What you will do: Print out every record exactly as it appears.

Data:
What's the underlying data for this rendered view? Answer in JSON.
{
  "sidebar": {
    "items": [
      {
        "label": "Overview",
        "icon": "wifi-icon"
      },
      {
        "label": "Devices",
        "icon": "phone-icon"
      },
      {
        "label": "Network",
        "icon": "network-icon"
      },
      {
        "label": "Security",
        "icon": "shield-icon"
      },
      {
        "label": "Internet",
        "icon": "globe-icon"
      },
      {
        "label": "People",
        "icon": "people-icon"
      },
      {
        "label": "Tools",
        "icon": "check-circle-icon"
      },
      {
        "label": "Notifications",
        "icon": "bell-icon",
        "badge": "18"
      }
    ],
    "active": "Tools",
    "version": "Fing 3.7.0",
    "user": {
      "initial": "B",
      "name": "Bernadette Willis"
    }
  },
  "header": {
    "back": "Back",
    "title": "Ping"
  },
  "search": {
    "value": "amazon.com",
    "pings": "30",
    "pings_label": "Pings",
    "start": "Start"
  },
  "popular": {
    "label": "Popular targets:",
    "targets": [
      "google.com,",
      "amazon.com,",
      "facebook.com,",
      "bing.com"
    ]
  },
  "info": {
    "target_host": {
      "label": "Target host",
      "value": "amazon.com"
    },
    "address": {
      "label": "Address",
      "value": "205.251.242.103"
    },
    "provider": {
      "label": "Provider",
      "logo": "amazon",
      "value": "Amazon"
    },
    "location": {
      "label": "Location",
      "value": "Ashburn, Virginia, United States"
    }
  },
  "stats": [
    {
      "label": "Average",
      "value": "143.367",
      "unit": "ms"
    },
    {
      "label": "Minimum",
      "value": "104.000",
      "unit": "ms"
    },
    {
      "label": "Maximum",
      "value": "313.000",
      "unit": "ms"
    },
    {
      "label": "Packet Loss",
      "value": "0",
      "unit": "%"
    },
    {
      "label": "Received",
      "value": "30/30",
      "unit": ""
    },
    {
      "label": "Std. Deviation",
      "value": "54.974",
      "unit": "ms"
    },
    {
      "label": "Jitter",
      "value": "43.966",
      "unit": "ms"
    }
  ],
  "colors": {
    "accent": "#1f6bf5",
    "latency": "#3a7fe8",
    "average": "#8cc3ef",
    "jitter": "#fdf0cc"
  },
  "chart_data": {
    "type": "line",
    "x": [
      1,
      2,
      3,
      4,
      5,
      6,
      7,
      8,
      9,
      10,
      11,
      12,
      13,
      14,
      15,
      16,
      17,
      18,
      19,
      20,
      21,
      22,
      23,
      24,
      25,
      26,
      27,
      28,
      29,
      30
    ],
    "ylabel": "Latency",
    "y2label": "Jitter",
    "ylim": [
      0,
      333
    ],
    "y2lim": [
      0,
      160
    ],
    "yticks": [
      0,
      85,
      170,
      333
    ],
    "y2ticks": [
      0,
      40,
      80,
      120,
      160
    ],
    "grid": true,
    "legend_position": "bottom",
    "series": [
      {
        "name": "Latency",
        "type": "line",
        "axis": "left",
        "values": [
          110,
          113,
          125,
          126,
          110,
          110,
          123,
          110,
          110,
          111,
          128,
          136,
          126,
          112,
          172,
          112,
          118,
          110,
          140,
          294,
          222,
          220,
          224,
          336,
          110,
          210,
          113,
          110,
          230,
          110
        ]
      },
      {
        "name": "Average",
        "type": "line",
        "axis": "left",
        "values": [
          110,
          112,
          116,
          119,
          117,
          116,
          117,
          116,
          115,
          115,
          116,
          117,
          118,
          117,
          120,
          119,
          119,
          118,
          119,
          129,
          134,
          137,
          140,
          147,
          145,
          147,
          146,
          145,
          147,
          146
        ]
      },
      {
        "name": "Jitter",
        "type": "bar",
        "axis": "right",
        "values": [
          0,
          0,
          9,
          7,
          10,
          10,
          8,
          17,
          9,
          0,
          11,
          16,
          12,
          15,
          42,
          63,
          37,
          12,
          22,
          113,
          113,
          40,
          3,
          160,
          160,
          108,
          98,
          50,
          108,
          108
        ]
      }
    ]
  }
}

Result of the task:
What's the underlying data for this rendered view? Answer in JSON.
{
  "sidebar": {
    "items": [
      {
        "label": "Overview",
        "icon": "wifi-icon"
      },
      {
        "label": "Devices",
        "icon": "phone-icon"
      },
      {
        "label": "Network",
        "icon": "network-icon"
      },
      {
        "label": "Security",
        "icon": "shield-icon"
      },
      {
        "label": "Internet",
        "icon": "globe-icon"
      },
      {
        "label": "People",
        "icon": "people-icon"
      },
      {
        "label": "Tools",
        "icon": "check-circle-icon"
      },
      {
        "label": "Notifications",
        "icon": "bell-icon",
        "badge": "18"
      }
    ],
    "active": "Tools",
    "version": "Fing 3.7.0",
    "user": {
      "initial": "B",
      "name": "Bernadette Willis"
    }
  },
  "header": {
    "back": "Back",
    "title": "Ping"
  },
  "search": {
    "value": "amazon.com",
    "pings": "30",
    "pings_label": "Pings",
    "start": "Start"
  },
  "popular": {
    "label": "Popular targets:",
    "targets": [
      "google.com,",
      "amazon.com,",
      "facebook.com,",
      "bing.com"
    ]
  },
  "info": {
    "target_host": {
      "label": "Target host",
      "value": "amazon.com"
    },
    "address": {
      "label": "Address",
      "value": "205.251.242.103"
    },
    "provider": {
      "label": "Provider",
      "logo": "amazon",
      "value": "Amazon"
    },
    "location": {
      "label": "Location",
      "value": "Ashburn, Virginia, United States"
    }
  },
  "stats": [
    {
      "label": "Average",
      "value": "143.367",
      "unit": "ms"
    },
    {
      "label": "Minimum",
      "value": "104.000",
      "unit": "ms"
    },
    {
      "label": "Maximum",
      "value": "313.000",
      "unit": "ms"
    },
    {
      "label": "Packet Loss",
      "value": "0",
      "unit": "%"
    },
    {
      "label": "Received",
      "value": "30/30",
      "unit": ""
    },
    {
      "label": "Std. Deviation",
      "value": "54.974",
      "unit": "ms"
    },
    {
      "label": "Jitter",
      "value": "43.966",
      "unit": "ms"
    }
  ],
  "colors": {
    "accent": "#1f6bf5",
    "latency": "#3a7fe8",
    "average": "#8cc3ef",
    "jitter": "#fdf0cc"
  },
  "chart_data": {
    "type": "line",
    "x": [
      1,
      2,
      3,
      4,
      5,
      6,
      7,
      8,
      9,
      10,
      11,
      12,
      13,
      14,
      15,
      16,
      17,
      18,
      19,
      20,
      21,
      22,
      23,
      24,
      25,
      26,
      27,
      28,
      29,
      30
    ],
    "ylabel": "Latency",
    "y2label": "Jitter",
    "ylim": [
      0,
      333
    ],
    "y2lim": [
      0,
      160
    ],
    "yticks": [
      0,
      85,
      170,
      333
    ],
    "y2ticks": [
      0,
      40,
      80,
      120,
      160
    ],
    "grid": true,
    "legend_position": "bottom",
    "series": [
      {
        "name": "Latency",
        "type": "line",
        "axis": "left",
        "values": [
          110,
          113,
          125,
          126,
          110,
          110,
          123,
          110,
          110,
          111,
          128,
          136,
          126,
          112,
          172,
          112,
          118,
          110,
          140,
          294,
          222,
          220,
          224,
          336,
          110,
          210,
          113,
          110,
          230,
          110
        ]
      },
      {
        "name": "Average",
        "type": "line",
        "axis": "left",
        "values": [
          110,
          112,
          116,
          119,
          117,
          116,
          117,
          116,
          115,
          115,
          116,
          117,
          118,
          117,
          120,
          119,
          119,
          118,
          119,
          129,
          134,
          137,
          140,
          147,
          145,
          147,
          146,
          145,
          147,
          146
        ]
      },
      {
        "name": "Jitter",
        "type": "bar",
        "axis": "right",
        "values": [
          0,
          0,
          9,
          7,
          10,
          10,
          8,
          17,
          9,
          0,
          11,
          16,
          12,
          15,
          42,
          63,
          37,
          12,
          22,
          113,
          113,
          40,
          3,
          160,
          160,
          108,
          98,
          50,
          108,
          108
        ]
      }
    ]
  }
}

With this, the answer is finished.